(Dataset entries on figures)

• • • •

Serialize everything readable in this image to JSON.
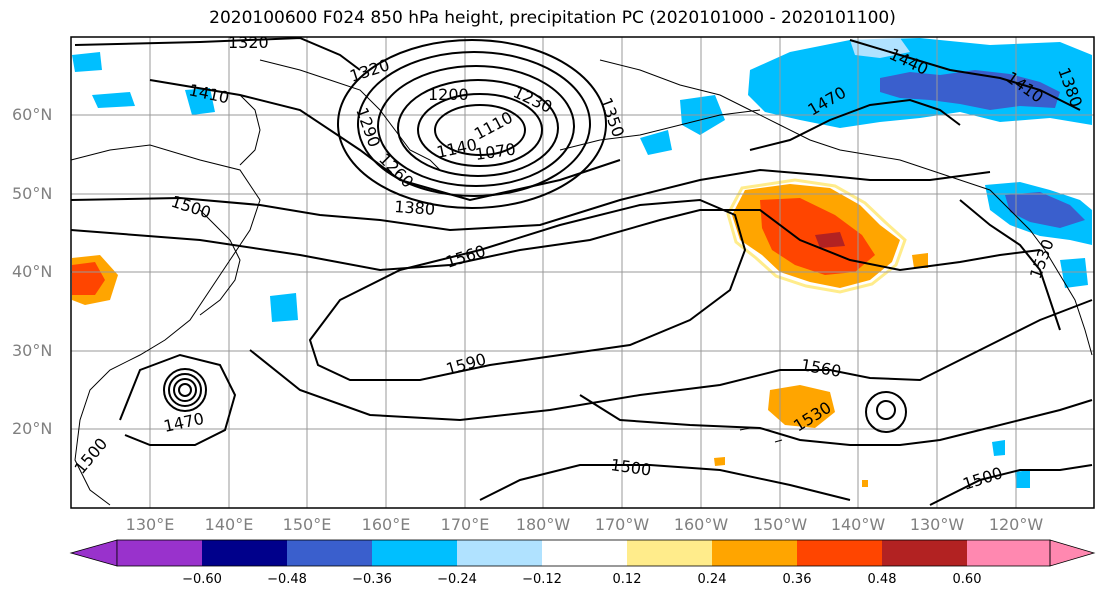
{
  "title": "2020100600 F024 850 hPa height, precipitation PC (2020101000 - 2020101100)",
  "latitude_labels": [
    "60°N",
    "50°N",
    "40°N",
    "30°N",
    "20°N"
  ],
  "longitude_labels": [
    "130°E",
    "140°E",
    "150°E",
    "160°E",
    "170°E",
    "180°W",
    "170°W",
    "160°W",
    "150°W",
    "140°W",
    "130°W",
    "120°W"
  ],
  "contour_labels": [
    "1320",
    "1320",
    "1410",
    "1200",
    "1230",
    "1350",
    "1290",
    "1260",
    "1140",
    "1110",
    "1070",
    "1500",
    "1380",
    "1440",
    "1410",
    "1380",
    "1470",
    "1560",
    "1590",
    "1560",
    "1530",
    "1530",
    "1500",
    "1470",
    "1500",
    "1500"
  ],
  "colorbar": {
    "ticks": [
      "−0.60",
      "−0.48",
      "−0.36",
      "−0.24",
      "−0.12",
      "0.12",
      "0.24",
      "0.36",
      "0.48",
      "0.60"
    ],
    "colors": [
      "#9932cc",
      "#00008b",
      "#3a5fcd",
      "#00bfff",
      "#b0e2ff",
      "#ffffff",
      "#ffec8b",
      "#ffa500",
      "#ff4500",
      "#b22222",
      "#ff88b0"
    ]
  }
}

• • • •

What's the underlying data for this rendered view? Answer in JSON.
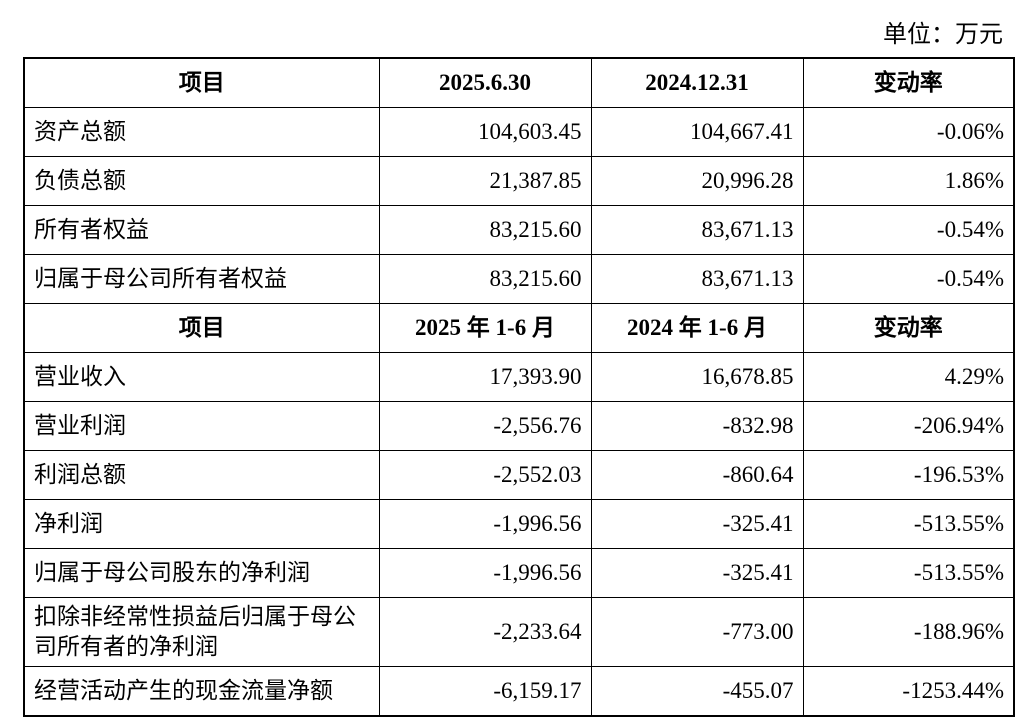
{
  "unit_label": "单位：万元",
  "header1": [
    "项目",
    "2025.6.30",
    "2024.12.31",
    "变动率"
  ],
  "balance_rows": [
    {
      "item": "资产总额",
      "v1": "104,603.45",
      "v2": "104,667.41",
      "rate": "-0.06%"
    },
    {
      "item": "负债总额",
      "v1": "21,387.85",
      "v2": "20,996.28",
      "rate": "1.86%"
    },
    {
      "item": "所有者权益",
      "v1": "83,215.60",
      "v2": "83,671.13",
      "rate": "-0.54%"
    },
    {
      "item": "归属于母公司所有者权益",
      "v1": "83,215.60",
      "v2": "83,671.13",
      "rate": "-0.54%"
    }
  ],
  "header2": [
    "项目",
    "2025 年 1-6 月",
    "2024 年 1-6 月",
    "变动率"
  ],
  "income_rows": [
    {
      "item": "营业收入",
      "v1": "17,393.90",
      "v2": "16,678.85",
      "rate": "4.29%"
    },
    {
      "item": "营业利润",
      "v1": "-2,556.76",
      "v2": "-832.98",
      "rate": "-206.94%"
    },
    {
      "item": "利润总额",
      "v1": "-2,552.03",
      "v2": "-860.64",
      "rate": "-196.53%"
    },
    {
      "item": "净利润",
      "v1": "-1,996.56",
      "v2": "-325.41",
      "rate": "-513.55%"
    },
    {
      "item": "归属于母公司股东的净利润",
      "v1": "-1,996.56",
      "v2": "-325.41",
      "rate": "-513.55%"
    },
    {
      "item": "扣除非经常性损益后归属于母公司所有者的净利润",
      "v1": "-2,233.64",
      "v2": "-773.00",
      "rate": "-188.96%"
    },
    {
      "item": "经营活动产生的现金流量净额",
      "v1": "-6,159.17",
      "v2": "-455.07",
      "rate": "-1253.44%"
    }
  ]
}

• • • •

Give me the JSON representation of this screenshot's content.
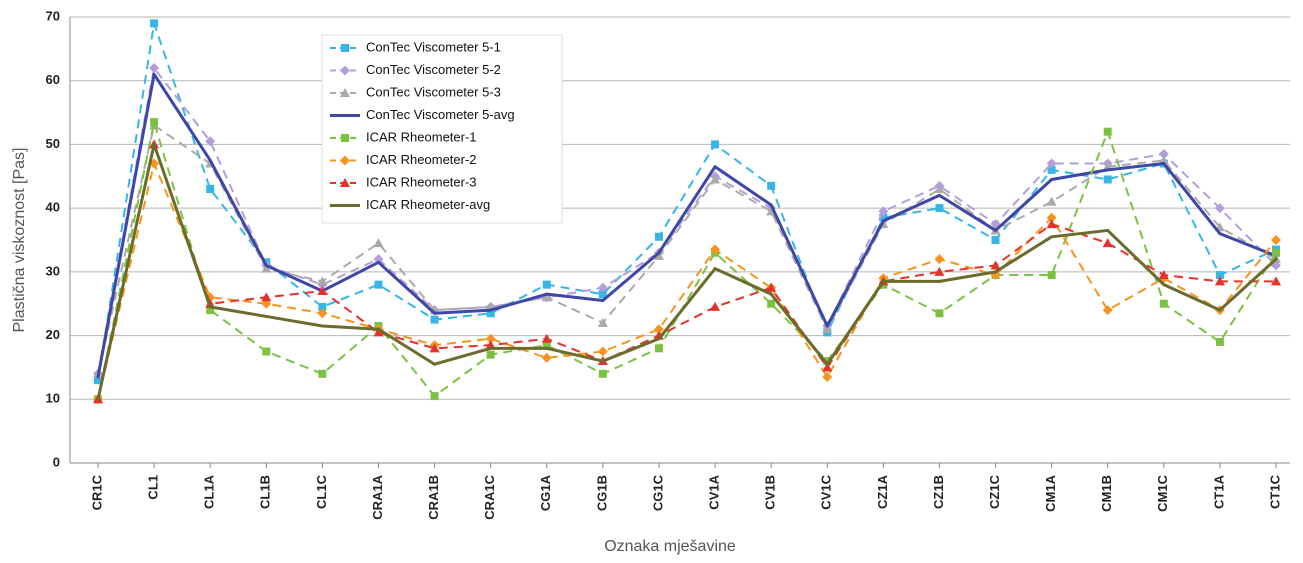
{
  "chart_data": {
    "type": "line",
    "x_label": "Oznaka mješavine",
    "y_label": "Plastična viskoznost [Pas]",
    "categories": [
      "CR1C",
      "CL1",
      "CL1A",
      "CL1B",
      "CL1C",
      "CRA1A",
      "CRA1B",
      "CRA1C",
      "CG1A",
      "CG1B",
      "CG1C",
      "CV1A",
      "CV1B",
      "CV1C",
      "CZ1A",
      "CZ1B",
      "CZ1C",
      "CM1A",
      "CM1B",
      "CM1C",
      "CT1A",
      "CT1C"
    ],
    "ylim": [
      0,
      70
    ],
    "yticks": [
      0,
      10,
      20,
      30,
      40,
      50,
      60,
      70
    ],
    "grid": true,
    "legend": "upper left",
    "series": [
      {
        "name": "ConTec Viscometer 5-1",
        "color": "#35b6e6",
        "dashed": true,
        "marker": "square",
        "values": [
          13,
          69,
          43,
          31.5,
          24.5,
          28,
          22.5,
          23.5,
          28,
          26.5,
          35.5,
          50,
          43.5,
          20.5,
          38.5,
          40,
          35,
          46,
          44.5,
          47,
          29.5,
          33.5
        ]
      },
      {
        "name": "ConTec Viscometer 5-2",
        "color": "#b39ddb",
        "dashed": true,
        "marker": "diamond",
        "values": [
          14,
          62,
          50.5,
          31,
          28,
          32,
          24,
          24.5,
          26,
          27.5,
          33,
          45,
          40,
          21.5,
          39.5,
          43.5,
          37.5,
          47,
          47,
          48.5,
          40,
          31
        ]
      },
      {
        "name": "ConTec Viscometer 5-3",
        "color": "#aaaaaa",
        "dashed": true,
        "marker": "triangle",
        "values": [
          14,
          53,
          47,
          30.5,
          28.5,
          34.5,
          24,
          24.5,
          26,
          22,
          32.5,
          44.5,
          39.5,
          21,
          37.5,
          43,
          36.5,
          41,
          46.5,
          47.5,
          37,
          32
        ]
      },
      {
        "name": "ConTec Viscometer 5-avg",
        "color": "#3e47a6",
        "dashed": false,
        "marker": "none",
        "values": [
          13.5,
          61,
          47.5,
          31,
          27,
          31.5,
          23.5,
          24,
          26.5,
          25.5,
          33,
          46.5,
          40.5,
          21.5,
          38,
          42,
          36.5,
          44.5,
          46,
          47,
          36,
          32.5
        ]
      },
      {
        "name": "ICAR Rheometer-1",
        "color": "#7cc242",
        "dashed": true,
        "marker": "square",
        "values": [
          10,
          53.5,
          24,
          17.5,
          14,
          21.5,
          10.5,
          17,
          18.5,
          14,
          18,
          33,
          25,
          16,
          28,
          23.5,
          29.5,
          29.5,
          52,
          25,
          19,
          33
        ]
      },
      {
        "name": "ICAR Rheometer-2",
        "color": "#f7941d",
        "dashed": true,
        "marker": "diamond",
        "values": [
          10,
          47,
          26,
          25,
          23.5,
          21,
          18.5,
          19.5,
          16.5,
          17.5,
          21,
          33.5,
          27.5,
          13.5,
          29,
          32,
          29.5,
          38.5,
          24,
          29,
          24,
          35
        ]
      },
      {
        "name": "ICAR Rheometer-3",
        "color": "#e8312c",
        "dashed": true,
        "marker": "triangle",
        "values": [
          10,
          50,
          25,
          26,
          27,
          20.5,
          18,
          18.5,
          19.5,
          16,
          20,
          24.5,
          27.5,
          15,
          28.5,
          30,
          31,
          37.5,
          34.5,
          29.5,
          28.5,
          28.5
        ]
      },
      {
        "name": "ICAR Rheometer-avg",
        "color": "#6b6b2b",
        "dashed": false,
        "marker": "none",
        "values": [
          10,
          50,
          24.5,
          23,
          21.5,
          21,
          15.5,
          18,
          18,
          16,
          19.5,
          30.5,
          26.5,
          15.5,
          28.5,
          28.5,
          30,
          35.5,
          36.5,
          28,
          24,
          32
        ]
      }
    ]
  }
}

• • • •

** TASK **
Search the data above for the string "this" and copy each line that has it.

** FINAL RESULT **
Serialize everything readable in this image to JSON.
What's the underlying data for this rendered view? Answer in JSON.
Give me the JSON representation of this screenshot's content.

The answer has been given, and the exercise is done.